■ WHAT IS REQUIRED:
Gather every line in the records below that contains the word "Figma".

■ RECORD EXCERPTS:
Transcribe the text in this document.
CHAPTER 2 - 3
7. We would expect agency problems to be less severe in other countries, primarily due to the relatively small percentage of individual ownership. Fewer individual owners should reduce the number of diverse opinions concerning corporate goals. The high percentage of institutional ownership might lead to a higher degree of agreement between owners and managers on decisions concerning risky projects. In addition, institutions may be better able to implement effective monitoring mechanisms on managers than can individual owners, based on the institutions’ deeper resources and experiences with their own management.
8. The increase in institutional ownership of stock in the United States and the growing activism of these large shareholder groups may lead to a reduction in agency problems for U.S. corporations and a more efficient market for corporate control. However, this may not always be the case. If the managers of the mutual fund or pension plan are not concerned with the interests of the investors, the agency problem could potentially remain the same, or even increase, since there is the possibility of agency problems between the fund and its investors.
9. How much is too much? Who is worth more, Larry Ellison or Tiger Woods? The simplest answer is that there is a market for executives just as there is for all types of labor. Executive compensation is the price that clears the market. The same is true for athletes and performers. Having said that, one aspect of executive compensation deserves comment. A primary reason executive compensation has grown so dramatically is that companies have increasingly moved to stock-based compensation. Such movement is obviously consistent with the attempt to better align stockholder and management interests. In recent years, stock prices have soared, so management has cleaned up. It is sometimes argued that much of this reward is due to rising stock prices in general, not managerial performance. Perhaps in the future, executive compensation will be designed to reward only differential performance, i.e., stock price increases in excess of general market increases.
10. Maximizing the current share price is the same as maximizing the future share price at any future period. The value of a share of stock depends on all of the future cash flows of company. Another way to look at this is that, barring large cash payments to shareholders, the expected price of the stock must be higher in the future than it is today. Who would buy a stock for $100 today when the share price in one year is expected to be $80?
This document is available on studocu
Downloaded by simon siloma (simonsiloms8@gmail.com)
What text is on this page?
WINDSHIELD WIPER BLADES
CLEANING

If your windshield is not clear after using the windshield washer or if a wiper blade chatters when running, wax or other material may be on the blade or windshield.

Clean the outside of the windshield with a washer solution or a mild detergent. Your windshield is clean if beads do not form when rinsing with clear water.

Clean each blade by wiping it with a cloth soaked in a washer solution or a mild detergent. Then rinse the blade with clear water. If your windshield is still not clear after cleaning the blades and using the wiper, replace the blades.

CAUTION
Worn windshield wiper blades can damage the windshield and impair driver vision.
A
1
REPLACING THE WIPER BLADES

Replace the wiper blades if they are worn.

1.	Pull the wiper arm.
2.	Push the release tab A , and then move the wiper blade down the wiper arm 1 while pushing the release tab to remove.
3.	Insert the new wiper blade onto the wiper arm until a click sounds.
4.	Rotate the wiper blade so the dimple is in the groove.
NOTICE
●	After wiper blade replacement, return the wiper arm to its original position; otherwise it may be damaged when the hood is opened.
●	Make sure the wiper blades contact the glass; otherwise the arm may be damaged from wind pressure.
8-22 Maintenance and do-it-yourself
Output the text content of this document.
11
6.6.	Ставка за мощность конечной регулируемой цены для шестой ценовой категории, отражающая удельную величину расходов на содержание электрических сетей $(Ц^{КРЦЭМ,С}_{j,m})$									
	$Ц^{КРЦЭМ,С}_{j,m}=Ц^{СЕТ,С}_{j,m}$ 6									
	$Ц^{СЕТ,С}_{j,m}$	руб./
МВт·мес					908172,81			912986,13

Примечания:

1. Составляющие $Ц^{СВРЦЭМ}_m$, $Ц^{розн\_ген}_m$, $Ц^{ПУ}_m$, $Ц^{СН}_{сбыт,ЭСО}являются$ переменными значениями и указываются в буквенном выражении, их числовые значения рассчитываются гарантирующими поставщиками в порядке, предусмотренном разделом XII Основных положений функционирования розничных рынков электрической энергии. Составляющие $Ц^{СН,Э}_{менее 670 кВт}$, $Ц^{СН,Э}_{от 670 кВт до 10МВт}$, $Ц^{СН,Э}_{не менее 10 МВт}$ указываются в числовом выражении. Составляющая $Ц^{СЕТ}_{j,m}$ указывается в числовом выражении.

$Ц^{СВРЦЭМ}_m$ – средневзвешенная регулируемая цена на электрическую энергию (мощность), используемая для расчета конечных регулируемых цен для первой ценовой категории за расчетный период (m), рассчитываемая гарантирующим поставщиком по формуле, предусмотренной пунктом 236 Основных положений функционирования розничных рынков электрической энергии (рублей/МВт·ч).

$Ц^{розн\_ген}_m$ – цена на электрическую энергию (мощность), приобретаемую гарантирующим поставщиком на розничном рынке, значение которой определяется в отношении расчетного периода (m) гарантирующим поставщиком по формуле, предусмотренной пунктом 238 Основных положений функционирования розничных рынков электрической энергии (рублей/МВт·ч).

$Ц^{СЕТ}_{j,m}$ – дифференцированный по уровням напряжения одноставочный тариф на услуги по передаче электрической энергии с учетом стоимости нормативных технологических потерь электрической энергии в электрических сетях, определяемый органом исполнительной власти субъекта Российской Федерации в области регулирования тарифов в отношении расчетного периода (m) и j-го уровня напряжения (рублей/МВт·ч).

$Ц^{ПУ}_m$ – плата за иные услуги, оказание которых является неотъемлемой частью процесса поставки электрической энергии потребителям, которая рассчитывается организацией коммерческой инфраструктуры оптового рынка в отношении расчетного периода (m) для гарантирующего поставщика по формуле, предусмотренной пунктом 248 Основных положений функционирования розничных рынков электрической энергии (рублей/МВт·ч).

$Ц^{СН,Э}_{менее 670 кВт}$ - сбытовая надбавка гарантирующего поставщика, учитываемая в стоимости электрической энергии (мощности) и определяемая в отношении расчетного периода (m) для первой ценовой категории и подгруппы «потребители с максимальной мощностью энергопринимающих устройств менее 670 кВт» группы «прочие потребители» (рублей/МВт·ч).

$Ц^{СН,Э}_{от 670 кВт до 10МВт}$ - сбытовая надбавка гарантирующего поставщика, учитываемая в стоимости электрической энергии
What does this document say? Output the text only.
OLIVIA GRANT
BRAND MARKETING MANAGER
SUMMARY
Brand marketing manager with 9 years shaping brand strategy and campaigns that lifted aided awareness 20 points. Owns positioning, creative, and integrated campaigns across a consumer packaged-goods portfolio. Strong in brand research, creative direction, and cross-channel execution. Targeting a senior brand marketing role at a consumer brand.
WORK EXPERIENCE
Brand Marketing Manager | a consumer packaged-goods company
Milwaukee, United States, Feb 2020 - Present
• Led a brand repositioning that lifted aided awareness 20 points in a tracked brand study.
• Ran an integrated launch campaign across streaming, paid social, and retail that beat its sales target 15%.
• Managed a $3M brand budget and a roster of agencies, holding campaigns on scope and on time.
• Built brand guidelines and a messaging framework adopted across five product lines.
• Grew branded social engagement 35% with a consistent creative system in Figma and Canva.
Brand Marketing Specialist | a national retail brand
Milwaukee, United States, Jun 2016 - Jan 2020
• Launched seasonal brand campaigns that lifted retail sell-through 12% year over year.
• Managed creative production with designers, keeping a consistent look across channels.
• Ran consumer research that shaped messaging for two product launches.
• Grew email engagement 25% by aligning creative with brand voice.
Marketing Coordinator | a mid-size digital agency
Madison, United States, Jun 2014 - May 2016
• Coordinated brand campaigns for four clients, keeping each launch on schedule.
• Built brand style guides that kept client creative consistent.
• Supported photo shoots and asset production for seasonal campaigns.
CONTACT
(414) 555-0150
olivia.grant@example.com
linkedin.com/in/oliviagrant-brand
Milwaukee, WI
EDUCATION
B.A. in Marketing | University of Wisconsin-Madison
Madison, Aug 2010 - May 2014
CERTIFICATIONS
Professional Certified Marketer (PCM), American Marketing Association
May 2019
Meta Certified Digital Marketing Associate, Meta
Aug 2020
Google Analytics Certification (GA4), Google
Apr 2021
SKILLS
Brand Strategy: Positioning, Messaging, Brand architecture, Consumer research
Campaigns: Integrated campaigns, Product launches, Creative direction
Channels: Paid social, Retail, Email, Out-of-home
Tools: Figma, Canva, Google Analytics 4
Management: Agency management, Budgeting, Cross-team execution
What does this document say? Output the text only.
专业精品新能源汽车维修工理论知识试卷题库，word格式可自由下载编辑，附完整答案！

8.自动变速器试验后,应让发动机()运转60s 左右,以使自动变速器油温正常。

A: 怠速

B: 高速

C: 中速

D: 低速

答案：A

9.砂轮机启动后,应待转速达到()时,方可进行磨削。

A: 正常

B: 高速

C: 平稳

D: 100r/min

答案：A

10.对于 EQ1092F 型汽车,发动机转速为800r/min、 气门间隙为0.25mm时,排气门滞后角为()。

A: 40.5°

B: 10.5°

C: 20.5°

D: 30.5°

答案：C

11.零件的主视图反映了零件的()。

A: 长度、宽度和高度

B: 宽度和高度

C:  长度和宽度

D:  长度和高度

■ REPLY TO THE EXERCISE:
• Grew branded social engagement 35% with a consistent creative system in Figma and Canva.
Tools: Figma, Canva, Google Analytics 4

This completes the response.